→ **Written request**: Please update the part of the listing that opens with the line containing "audio-label: Audio [566,109,602,125]" and closes with the line containing "height-input[interactable]: 240 [175,178,235,204]", changing "chevron-down-icon" to "dropdown-arrow-icon" and leaving everything else unchanged.

→ **Recorded information**:
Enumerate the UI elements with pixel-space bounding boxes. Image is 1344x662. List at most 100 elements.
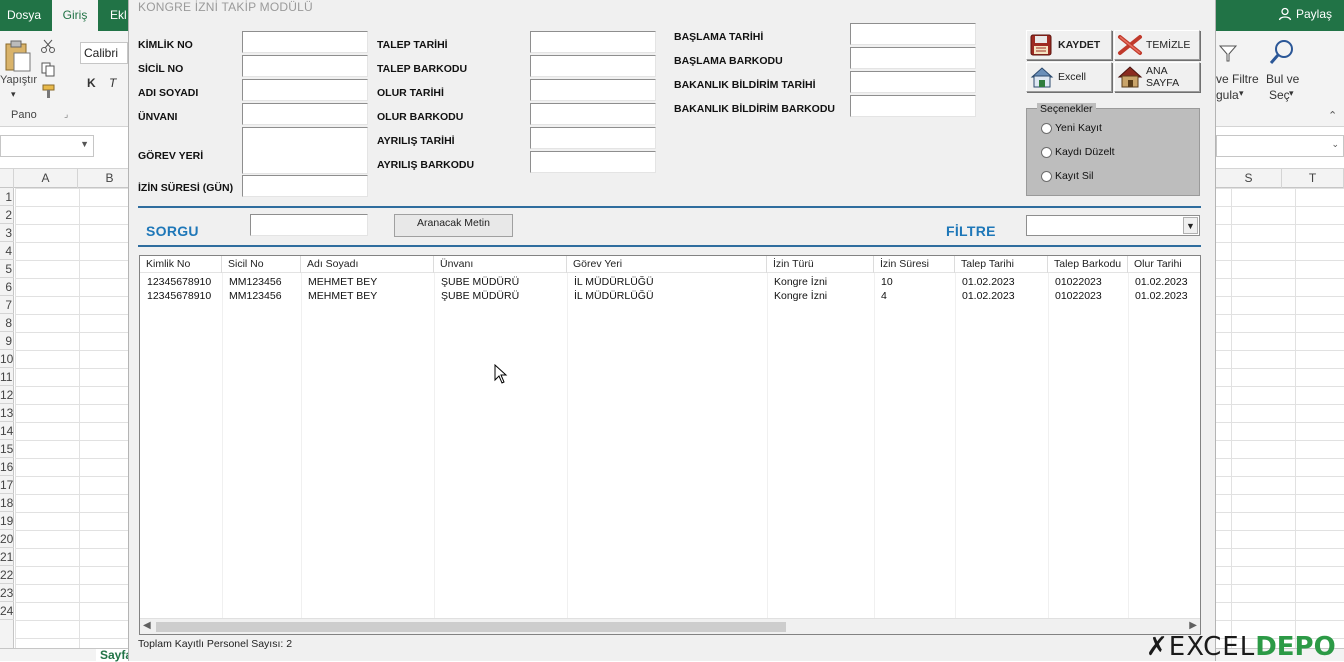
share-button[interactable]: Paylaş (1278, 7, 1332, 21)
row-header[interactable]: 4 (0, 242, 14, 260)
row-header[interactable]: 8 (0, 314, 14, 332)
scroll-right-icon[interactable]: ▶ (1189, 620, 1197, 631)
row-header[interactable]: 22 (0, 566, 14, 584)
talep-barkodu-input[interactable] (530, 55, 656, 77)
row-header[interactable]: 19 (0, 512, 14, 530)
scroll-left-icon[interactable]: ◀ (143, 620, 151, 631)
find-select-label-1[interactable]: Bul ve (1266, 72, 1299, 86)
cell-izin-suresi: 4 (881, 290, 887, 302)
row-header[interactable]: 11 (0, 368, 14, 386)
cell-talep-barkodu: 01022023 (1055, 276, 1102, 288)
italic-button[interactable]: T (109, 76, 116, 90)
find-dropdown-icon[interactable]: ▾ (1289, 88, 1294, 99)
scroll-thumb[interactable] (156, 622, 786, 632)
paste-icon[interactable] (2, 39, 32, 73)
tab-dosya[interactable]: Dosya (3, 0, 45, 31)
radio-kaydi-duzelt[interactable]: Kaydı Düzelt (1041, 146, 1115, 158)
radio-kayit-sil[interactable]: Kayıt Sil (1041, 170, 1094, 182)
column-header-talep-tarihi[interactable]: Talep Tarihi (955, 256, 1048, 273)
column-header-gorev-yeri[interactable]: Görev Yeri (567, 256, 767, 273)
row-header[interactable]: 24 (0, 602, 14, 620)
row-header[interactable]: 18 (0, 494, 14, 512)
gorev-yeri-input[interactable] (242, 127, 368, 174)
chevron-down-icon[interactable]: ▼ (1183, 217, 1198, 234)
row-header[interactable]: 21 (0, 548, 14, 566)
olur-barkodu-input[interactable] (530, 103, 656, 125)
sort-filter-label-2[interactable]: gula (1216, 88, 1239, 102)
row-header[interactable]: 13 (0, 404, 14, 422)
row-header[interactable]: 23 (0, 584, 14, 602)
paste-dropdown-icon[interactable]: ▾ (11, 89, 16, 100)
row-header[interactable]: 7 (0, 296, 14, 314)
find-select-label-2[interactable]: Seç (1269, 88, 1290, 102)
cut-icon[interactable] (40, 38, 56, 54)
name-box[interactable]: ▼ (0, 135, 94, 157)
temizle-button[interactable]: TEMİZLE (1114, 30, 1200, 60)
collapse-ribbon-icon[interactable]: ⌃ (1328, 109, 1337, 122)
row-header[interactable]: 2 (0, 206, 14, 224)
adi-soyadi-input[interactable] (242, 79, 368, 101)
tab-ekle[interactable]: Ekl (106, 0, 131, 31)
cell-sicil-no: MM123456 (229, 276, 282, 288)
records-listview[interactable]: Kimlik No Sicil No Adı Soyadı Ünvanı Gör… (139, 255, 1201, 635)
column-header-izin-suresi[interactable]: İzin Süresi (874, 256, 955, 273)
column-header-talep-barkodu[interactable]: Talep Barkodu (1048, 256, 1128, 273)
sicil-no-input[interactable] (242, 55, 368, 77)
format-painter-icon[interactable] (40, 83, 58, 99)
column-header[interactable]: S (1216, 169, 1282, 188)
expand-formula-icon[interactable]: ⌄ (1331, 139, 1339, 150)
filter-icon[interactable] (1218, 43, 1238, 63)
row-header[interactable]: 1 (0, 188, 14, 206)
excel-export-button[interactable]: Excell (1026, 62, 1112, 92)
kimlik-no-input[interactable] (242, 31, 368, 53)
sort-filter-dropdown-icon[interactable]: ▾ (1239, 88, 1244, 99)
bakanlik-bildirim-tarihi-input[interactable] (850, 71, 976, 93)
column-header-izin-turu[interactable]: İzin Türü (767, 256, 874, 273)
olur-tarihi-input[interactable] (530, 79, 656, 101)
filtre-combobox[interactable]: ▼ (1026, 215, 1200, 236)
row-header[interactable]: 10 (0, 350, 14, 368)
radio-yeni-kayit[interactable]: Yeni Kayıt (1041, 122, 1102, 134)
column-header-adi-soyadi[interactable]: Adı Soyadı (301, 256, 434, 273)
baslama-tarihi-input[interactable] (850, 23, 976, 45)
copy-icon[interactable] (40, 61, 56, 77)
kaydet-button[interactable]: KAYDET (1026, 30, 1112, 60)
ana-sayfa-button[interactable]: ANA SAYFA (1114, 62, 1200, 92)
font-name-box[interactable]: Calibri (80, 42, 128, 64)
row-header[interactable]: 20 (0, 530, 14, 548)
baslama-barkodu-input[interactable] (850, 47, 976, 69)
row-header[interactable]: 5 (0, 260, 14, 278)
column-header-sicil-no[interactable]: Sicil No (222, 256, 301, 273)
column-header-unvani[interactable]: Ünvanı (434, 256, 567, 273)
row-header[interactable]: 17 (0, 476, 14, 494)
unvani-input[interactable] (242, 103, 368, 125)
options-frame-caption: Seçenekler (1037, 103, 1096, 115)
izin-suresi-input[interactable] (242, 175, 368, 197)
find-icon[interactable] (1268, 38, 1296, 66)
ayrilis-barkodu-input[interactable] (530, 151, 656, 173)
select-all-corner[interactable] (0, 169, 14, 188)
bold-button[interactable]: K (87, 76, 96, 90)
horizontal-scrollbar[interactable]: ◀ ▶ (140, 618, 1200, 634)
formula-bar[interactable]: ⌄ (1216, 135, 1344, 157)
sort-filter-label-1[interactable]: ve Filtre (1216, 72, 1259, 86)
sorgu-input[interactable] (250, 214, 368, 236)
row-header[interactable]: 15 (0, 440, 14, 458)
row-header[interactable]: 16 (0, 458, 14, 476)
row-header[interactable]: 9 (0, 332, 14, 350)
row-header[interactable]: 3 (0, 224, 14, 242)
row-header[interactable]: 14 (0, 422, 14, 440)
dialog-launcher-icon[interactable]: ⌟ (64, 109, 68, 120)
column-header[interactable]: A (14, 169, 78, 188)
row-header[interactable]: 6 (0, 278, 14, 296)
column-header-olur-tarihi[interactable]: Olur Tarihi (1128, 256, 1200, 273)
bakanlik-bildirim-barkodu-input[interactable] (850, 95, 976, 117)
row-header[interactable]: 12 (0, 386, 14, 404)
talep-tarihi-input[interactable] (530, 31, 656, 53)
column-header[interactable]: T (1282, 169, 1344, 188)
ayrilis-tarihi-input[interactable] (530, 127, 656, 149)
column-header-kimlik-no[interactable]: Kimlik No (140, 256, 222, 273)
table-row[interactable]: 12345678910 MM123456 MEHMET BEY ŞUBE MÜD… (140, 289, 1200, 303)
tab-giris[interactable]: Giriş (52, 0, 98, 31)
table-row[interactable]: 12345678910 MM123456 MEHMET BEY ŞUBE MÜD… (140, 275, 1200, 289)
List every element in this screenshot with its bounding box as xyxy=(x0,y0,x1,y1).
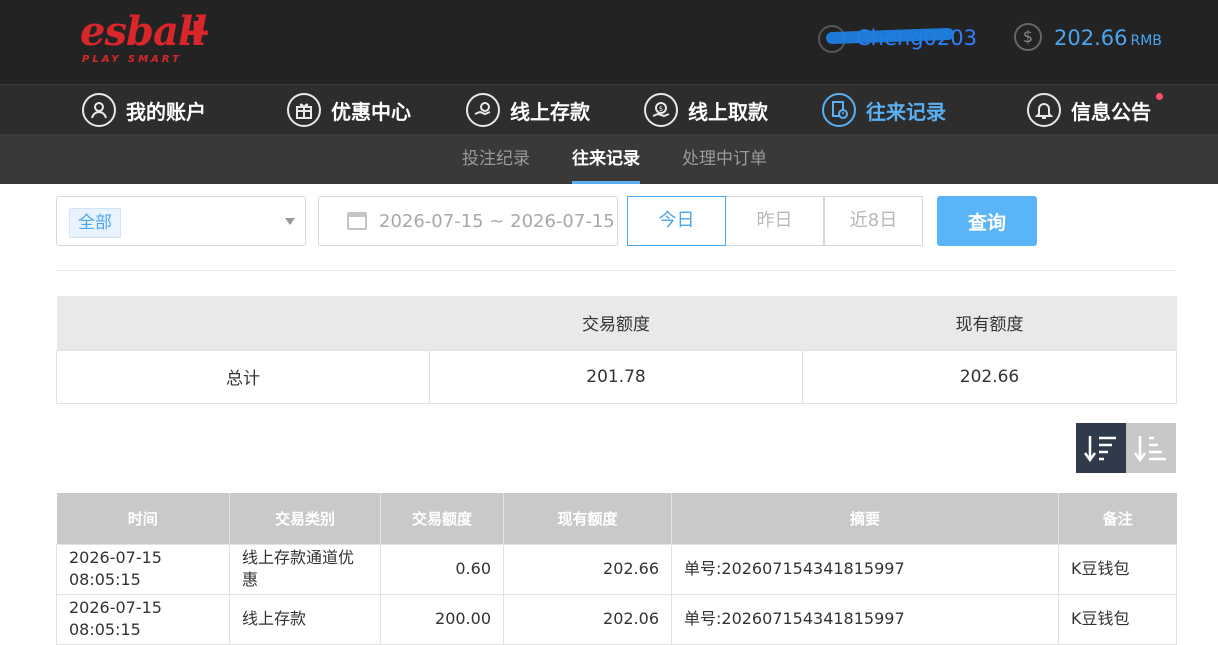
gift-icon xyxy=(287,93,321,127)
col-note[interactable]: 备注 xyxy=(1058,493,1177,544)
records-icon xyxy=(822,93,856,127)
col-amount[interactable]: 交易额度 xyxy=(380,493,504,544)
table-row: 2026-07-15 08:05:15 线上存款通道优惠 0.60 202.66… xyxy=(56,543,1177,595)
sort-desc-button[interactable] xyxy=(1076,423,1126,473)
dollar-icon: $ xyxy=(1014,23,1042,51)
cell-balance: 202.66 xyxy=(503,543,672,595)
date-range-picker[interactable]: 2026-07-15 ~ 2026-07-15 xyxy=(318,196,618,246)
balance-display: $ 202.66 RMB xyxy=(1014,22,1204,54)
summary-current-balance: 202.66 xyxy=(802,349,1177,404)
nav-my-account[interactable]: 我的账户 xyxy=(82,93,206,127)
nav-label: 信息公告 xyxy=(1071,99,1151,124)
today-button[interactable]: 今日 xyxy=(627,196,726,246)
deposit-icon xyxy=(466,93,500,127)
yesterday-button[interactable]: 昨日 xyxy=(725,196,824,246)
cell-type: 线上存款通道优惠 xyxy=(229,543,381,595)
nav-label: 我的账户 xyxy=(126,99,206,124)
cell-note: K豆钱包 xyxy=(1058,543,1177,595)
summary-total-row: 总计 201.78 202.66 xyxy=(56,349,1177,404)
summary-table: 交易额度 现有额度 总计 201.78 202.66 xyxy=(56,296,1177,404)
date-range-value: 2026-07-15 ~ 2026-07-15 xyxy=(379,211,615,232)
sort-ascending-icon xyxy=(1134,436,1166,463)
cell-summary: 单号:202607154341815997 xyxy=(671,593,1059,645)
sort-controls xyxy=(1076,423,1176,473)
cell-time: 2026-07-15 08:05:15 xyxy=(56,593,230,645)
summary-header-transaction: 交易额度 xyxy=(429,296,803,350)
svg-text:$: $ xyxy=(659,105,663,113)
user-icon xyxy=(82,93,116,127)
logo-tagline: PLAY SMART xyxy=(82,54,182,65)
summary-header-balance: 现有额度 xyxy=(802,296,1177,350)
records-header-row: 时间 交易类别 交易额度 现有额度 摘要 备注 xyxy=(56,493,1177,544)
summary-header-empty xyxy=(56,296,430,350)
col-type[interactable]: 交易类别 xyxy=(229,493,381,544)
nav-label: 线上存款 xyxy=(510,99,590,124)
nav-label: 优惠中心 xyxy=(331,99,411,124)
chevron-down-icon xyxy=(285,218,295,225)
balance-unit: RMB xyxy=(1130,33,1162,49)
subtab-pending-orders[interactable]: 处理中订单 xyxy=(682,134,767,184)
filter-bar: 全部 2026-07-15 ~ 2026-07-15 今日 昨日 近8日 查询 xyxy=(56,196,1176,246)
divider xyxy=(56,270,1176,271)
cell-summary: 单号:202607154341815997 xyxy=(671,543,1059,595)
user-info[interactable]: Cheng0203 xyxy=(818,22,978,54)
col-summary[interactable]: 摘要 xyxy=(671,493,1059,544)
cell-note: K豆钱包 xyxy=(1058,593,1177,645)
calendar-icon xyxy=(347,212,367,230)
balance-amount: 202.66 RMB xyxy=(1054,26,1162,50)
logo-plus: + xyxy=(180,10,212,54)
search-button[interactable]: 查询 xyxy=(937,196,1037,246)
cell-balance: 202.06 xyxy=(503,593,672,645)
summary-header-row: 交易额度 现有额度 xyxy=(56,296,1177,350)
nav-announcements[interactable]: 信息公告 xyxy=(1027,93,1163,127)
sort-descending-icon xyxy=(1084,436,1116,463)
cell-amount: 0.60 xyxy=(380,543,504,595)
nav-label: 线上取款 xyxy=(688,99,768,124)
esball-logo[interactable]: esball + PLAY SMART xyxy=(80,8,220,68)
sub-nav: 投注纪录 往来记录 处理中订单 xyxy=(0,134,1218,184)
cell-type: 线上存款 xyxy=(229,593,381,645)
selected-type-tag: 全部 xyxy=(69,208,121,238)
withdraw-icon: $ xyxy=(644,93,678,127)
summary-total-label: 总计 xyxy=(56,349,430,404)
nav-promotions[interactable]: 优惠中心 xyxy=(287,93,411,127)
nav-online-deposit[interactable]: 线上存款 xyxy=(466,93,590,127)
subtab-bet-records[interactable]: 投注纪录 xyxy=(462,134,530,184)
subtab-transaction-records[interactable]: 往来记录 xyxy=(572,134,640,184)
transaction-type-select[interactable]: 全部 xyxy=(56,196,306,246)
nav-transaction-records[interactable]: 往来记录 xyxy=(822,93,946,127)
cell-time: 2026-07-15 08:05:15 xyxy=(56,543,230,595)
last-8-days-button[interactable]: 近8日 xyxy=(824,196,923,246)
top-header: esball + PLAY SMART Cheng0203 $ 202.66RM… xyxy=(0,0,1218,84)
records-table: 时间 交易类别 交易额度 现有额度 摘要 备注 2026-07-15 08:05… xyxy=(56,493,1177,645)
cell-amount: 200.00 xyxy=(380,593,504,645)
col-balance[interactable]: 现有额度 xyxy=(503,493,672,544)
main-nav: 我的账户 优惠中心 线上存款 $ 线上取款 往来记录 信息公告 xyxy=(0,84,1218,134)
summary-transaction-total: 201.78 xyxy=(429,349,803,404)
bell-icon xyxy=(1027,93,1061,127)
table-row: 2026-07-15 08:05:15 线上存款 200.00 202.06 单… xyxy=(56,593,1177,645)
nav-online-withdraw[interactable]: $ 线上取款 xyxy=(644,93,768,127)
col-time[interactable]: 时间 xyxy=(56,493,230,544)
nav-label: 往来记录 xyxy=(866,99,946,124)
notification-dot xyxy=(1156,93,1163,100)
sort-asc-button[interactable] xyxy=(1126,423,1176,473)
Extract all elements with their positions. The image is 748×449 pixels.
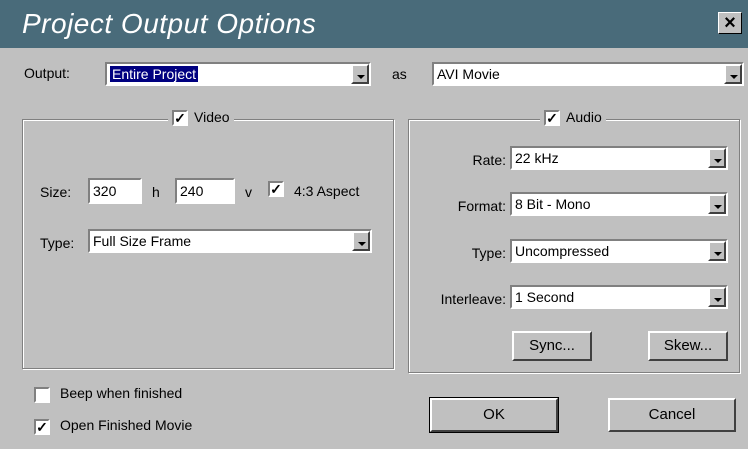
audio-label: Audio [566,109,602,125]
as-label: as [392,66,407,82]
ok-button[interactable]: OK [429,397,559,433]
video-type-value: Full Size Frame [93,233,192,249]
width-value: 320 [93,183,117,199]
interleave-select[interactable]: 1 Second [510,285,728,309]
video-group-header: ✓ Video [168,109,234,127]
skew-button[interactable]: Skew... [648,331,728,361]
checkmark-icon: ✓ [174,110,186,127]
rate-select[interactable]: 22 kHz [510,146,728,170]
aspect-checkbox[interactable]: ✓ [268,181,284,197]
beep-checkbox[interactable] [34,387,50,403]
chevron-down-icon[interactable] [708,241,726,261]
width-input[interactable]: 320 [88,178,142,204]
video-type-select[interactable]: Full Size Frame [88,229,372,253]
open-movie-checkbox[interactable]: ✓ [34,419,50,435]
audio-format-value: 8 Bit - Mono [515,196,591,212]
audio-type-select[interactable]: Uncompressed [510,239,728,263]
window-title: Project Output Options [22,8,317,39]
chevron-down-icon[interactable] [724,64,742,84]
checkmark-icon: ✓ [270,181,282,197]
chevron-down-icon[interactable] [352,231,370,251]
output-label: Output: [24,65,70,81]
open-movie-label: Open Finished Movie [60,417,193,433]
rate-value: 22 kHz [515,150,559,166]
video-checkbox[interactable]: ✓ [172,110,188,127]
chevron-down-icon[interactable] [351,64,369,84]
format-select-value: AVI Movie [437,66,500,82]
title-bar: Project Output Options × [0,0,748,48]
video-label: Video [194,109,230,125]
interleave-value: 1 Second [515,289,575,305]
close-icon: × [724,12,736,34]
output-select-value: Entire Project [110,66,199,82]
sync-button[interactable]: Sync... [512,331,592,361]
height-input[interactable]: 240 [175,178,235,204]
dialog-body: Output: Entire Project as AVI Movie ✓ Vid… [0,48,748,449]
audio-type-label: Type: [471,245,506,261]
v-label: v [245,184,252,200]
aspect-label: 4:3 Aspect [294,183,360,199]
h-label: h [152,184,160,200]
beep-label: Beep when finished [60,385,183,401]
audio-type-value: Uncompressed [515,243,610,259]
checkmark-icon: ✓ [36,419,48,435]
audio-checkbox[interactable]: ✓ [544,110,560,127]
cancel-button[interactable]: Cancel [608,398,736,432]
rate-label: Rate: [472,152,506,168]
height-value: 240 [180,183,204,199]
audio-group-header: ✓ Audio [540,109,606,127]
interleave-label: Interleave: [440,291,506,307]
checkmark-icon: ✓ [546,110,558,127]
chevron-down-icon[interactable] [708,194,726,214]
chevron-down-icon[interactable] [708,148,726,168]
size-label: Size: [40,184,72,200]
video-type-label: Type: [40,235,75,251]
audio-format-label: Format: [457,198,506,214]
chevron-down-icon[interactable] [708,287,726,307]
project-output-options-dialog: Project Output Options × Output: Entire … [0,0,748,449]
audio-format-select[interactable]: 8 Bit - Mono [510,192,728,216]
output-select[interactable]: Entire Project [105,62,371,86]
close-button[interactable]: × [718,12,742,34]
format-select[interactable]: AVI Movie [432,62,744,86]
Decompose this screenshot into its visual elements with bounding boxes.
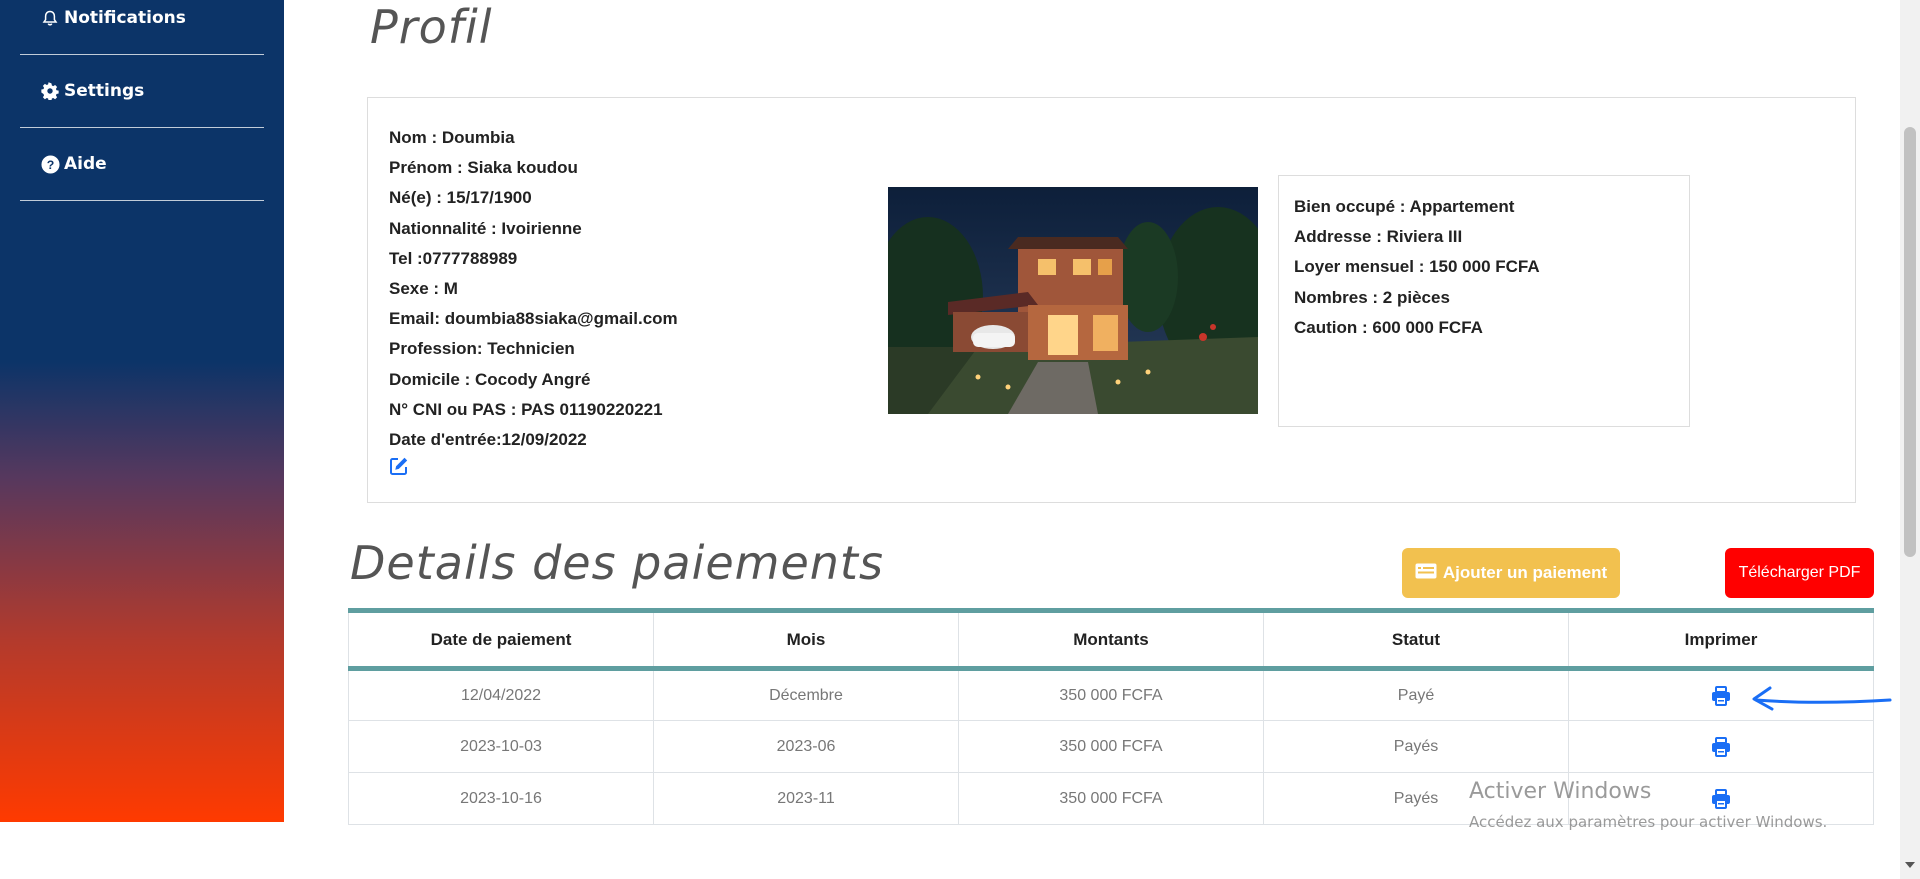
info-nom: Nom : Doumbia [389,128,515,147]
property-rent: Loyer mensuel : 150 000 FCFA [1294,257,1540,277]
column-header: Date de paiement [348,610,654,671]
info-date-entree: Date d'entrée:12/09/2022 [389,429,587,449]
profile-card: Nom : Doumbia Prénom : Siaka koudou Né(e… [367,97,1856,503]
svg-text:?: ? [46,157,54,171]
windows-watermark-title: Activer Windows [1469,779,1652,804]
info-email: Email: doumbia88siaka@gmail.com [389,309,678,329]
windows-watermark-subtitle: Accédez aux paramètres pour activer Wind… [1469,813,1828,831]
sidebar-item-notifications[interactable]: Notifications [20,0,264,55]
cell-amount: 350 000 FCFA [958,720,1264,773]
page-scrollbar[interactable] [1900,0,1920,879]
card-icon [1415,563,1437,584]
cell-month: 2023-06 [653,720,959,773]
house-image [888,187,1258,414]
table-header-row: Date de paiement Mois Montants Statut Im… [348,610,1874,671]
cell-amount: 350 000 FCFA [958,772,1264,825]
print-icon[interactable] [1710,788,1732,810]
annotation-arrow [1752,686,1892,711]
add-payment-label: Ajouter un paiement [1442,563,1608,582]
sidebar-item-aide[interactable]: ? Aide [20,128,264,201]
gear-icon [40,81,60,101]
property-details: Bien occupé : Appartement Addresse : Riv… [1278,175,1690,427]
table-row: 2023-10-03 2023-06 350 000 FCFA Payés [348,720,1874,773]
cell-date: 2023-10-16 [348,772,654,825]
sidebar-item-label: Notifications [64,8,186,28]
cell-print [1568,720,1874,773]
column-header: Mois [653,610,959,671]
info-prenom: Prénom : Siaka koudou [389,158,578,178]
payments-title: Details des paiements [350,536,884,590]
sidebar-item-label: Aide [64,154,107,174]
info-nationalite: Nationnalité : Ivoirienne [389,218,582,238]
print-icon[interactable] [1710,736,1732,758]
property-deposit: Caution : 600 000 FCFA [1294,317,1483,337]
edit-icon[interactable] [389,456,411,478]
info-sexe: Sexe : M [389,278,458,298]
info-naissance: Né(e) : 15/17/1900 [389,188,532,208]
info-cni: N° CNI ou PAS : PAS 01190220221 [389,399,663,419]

→ **Answer to the problem**:
audio-label: Audio [566,109,602,125]
as-label: as [392,66,407,82]
ok-button[interactable]: OK [429,397,559,433]
video-type-value: Full Size Frame [93,233,192,249]
width-value: 320 [93,183,117,199]
interleave-select[interactable]: 1 Second [510,285,728,309]
video-group-header: ✓ Video [168,109,234,127]
skew-button[interactable]: Skew... [648,331,728,361]
checkmark-icon: ✓ [174,110,186,127]
rate-select[interactable]: 22 kHz [510,146,728,170]
aspect-checkbox[interactable]: ✓ [268,181,284,197]
beep-checkbox[interactable] [34,387,50,403]
dropdown-arrow-icon[interactable] [708,241,726,261]
width-input[interactable]: 320 [88,178,142,204]
video-type-select[interactable]: Full Size Frame [88,229,372,253]
open-movie-checkbox[interactable]: ✓ [34,419,50,435]
audio-format-value: 8 Bit - Mono [515,196,591,212]
audio-type-select[interactable]: Uncompressed [510,239,728,263]
window-title: Project Output Options [22,8,317,39]
dropdown-arrow-icon[interactable] [724,64,742,84]
checkmark-icon: ✓ [270,181,282,197]
dropdown-arrow-icon[interactable] [352,231,370,251]
output-label: Output: [24,65,70,81]
open-movie-label: Open Finished Movie [60,417,193,433]
rate-value: 22 kHz [515,150,559,166]
video-checkbox[interactable]: ✓ [172,110,188,127]
dropdown-arrow-icon[interactable] [351,64,369,84]
format-select-value: AVI Movie [437,66,500,82]
title-bar: Project Output Options × [0,0,748,48]
video-label: Video [194,109,230,125]
interleave-value: 1 Second [515,289,575,305]
close-icon: × [724,12,736,34]
output-select-value: Entire Project [110,66,199,82]
sync-button[interactable]: Sync... [512,331,592,361]
height-input[interactable]: 240 [175,178,235,204]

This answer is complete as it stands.